What the task requires: Below are the records. Gather each line that holds "Process".

Data in this exercise:
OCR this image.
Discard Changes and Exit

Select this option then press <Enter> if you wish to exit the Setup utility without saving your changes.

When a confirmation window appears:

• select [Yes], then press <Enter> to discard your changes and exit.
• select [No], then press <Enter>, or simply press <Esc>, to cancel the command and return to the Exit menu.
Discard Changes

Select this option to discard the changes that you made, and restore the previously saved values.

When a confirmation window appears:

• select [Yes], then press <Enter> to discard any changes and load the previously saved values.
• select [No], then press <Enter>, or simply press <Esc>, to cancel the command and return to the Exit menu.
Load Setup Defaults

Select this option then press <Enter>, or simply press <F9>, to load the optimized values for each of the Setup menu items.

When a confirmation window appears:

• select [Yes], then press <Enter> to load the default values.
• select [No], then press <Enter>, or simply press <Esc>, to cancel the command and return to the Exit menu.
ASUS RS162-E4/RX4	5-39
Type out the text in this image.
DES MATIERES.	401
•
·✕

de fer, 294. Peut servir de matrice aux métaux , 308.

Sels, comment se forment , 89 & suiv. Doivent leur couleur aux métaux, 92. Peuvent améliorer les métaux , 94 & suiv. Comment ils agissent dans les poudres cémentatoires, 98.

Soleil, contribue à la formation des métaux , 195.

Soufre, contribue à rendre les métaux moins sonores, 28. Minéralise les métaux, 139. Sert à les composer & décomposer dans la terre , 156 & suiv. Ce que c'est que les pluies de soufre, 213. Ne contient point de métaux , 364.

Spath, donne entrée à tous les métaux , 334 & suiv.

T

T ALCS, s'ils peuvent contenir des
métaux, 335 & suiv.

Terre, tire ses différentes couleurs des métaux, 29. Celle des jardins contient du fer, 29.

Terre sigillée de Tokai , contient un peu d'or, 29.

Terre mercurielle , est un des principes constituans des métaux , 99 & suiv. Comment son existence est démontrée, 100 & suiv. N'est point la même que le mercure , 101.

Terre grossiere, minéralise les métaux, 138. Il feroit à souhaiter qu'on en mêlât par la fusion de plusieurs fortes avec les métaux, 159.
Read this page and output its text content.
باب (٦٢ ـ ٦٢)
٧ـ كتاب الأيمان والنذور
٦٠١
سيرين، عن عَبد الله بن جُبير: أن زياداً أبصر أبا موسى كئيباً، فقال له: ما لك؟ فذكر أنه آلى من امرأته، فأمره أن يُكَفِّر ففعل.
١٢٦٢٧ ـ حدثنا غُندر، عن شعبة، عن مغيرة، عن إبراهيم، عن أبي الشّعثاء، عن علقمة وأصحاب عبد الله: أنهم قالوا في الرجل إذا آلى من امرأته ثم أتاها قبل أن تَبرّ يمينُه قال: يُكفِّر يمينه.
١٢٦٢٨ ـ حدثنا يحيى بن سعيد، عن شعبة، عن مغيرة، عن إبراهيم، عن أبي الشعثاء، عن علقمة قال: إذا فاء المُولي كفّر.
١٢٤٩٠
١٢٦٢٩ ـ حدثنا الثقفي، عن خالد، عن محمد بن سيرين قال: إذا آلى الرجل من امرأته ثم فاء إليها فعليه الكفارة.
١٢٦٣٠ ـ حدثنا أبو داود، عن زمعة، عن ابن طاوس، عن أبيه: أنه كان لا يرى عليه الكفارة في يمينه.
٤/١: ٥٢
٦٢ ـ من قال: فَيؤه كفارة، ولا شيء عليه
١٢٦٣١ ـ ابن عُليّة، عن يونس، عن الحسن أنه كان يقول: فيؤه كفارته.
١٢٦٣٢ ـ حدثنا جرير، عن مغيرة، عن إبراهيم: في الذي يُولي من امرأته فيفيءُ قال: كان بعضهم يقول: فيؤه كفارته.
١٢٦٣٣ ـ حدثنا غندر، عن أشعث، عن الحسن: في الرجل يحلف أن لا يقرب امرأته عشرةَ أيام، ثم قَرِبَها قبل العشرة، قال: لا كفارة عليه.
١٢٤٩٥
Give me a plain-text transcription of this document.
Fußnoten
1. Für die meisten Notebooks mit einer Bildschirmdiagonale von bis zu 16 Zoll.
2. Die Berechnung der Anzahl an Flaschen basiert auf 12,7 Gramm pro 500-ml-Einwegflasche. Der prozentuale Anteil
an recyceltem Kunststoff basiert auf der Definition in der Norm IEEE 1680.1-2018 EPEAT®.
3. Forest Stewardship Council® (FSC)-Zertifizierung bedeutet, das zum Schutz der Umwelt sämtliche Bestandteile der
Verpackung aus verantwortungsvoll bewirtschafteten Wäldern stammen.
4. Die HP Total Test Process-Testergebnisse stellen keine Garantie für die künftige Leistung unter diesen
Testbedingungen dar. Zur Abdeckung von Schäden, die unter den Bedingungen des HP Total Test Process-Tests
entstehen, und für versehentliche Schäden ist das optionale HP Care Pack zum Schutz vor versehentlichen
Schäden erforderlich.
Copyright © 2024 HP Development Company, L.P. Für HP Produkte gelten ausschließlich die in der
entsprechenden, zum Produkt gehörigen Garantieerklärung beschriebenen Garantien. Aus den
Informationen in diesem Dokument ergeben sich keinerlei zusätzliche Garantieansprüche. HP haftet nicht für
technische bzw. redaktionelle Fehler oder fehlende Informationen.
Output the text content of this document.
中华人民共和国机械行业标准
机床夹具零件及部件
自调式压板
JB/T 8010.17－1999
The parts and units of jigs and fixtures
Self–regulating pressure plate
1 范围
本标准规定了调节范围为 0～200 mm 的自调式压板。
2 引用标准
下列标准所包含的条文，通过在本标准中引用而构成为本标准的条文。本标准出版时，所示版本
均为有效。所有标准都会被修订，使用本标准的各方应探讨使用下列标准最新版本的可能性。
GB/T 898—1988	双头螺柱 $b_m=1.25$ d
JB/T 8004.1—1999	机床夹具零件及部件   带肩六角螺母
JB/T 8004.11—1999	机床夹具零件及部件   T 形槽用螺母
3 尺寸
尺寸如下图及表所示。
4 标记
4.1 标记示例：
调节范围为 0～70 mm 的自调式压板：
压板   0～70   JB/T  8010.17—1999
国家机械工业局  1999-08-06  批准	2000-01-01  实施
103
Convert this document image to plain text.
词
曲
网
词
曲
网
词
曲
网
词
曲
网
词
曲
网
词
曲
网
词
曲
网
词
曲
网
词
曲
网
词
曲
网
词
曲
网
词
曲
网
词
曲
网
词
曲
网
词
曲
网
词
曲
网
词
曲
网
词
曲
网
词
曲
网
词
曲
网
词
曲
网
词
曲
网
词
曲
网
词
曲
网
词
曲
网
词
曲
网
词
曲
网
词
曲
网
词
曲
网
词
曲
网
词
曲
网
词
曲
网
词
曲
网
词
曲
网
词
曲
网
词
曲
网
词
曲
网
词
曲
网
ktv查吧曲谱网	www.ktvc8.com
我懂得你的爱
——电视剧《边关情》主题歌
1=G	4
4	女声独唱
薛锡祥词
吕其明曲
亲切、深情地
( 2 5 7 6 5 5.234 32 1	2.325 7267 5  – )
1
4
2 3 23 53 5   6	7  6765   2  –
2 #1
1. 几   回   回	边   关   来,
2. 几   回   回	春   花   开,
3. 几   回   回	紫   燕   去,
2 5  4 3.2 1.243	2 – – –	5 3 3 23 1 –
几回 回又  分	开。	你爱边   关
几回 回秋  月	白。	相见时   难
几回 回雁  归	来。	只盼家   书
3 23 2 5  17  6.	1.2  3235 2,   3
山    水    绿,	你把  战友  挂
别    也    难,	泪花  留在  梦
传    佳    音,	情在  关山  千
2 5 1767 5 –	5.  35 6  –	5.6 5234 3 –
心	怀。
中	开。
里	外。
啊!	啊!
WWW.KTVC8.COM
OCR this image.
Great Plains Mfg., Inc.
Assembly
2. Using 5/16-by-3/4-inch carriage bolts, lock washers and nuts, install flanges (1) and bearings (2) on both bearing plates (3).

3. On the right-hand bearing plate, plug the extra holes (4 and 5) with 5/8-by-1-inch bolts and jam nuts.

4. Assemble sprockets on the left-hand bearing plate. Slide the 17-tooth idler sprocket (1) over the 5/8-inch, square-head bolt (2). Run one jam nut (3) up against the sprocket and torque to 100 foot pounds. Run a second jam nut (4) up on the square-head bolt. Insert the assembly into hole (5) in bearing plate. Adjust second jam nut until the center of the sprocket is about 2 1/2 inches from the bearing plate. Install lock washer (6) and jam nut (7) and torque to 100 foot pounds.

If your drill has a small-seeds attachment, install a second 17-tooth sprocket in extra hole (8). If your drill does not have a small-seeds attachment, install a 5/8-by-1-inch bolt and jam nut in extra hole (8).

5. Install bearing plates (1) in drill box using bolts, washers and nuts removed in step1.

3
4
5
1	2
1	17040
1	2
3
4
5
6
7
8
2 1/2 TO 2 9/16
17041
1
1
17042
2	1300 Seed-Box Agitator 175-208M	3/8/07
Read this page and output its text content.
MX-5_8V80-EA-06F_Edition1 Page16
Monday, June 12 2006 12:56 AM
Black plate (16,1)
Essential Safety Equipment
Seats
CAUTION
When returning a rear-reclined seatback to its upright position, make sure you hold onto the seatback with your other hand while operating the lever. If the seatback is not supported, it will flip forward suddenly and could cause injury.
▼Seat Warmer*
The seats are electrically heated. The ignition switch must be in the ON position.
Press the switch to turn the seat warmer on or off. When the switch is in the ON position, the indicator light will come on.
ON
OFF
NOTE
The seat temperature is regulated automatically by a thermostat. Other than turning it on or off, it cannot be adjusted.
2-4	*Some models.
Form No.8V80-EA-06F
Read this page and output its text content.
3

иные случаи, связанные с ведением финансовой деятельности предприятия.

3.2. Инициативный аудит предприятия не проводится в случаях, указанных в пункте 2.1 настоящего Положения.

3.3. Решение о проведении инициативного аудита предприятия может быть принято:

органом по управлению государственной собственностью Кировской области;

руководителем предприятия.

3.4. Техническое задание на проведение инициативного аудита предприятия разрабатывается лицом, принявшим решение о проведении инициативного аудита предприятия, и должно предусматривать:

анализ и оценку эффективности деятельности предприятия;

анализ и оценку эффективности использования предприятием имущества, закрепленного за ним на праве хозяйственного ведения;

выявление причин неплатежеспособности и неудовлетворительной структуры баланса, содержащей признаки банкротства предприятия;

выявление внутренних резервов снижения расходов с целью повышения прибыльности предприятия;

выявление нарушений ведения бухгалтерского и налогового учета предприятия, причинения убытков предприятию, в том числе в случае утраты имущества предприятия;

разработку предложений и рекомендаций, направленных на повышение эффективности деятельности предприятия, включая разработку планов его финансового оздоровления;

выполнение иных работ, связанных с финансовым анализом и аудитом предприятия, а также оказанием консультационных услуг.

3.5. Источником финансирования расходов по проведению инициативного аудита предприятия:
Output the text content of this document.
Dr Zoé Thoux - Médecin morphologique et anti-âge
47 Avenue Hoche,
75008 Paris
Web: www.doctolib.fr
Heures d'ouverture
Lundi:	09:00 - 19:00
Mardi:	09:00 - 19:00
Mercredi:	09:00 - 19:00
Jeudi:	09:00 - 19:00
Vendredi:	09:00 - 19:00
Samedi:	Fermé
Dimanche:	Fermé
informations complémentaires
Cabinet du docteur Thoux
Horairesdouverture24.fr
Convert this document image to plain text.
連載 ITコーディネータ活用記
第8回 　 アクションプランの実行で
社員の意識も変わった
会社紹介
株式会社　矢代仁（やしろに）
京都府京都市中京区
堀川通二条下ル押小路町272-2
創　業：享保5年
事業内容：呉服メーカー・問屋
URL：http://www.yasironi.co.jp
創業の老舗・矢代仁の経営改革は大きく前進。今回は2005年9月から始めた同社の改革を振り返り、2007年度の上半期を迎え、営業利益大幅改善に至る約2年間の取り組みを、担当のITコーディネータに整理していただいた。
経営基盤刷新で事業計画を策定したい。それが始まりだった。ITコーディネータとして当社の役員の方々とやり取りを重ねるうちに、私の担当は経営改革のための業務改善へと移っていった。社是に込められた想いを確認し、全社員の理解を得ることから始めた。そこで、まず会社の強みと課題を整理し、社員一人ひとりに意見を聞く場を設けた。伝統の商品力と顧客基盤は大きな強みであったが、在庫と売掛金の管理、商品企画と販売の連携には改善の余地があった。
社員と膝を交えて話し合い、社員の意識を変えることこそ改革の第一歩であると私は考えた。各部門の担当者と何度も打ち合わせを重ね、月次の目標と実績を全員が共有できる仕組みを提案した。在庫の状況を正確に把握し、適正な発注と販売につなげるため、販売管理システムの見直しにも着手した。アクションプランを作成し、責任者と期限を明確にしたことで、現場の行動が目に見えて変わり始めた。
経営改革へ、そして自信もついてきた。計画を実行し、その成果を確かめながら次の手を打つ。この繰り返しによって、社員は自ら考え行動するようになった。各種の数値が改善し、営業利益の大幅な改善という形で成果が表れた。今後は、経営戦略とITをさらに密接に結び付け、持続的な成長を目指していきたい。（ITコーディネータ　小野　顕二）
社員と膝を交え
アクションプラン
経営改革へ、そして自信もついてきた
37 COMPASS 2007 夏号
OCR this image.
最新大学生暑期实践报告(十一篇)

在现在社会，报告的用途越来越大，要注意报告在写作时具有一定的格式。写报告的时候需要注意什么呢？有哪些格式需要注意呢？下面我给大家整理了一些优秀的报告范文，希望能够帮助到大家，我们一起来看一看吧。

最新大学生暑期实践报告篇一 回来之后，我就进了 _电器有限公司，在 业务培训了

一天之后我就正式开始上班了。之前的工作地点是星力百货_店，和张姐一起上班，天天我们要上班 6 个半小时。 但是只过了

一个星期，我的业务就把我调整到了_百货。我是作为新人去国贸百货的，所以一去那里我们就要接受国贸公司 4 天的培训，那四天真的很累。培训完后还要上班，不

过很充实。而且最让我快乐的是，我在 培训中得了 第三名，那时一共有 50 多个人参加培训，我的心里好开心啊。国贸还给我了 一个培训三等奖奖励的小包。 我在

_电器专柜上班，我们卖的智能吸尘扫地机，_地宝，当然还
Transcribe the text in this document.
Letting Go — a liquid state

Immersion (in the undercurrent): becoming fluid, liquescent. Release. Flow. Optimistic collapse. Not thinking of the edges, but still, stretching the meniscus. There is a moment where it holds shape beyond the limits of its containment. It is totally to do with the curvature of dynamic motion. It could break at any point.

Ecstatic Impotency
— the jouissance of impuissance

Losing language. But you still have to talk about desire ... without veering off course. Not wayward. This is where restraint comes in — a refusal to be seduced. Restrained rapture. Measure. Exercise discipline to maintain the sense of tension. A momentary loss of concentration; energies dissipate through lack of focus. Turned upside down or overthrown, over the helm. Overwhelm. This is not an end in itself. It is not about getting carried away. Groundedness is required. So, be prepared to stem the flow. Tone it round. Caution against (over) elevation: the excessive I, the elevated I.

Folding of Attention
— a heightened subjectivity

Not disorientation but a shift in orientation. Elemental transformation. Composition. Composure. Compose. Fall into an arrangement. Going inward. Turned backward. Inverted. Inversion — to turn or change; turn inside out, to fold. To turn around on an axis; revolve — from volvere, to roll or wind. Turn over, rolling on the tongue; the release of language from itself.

Answer in full:
4. Die HP Total Test Process-Testergebnisse stellen keine Garantie für die künftige Leistung unter diesen
Testbedingungen dar. Zur Abdeckung von Schäden, die unter den Bedingungen des HP Total Test Process-Tests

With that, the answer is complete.